#### [Your task]
Rewrite the lines from the start through the line containing "table-header-machine-a: Machine A: [455, 872, 570, 898]" as a numbered list, with any blank lines left out.

#### [Records provided]
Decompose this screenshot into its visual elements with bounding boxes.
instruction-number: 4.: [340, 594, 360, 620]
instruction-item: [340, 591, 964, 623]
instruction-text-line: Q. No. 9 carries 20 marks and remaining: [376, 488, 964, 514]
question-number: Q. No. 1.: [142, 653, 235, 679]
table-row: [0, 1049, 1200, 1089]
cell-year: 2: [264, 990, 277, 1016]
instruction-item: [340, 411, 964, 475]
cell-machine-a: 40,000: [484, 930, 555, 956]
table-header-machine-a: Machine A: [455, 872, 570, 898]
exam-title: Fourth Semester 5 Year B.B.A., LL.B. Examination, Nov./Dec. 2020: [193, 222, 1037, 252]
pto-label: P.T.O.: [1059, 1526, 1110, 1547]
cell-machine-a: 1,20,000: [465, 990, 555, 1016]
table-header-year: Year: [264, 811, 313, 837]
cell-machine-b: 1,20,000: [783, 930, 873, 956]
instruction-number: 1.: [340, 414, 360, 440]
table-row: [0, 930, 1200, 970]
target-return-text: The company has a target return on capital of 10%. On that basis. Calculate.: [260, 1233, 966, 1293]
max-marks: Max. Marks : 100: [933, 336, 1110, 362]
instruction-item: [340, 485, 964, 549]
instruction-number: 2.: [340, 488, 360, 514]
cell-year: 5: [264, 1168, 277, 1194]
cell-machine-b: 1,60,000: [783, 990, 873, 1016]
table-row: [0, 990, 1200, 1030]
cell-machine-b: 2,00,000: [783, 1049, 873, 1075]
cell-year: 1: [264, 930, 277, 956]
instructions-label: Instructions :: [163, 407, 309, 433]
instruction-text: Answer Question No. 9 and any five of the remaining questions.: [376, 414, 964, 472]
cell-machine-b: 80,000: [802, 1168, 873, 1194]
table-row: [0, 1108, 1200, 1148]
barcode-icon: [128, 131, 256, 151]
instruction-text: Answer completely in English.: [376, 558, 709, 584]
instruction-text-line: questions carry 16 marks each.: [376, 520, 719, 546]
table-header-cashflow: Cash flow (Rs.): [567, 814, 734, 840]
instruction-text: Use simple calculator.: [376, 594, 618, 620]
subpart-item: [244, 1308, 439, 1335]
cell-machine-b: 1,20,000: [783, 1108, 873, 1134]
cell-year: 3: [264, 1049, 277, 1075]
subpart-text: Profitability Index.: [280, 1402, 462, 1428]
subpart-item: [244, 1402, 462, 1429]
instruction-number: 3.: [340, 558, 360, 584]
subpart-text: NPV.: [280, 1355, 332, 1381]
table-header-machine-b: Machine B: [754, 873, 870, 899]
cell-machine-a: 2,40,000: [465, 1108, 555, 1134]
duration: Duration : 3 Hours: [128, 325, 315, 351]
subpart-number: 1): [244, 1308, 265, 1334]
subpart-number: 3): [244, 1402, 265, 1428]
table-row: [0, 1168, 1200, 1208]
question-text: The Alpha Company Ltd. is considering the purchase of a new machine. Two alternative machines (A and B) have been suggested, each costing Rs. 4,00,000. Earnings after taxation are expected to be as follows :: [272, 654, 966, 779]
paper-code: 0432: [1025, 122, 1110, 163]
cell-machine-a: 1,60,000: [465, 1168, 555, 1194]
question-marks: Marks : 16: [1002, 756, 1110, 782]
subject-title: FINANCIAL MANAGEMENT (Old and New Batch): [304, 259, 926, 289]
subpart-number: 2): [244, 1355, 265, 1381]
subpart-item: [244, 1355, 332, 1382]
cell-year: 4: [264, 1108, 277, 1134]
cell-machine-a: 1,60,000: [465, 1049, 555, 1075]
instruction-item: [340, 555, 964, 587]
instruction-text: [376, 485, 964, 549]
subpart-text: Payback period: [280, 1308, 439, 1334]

#### [Solution for this exercise]
1. Decompose this screenshot into its visual elements with bounding boxes.
2. instruction-number: 4.: [340, 594, 360, 620]
3. instruction-item: [340, 591, 964, 623]
4. instruction-text-line: Q. No. 9 carries 20 marks and remaining: [376, 488, 964, 514]
5. question-number: Q. No. 1.: [142, 653, 235, 679]
6. table-row: [0, 1049, 1200, 1089]
7. cell-year: 2: [264, 990, 277, 1016]
8. instruction-item: [340, 411, 964, 475]
9. cell-machine-a: 40,000: [484, 930, 555, 956]
10. table-header-machine-a: Machine A: [455, 872, 570, 898]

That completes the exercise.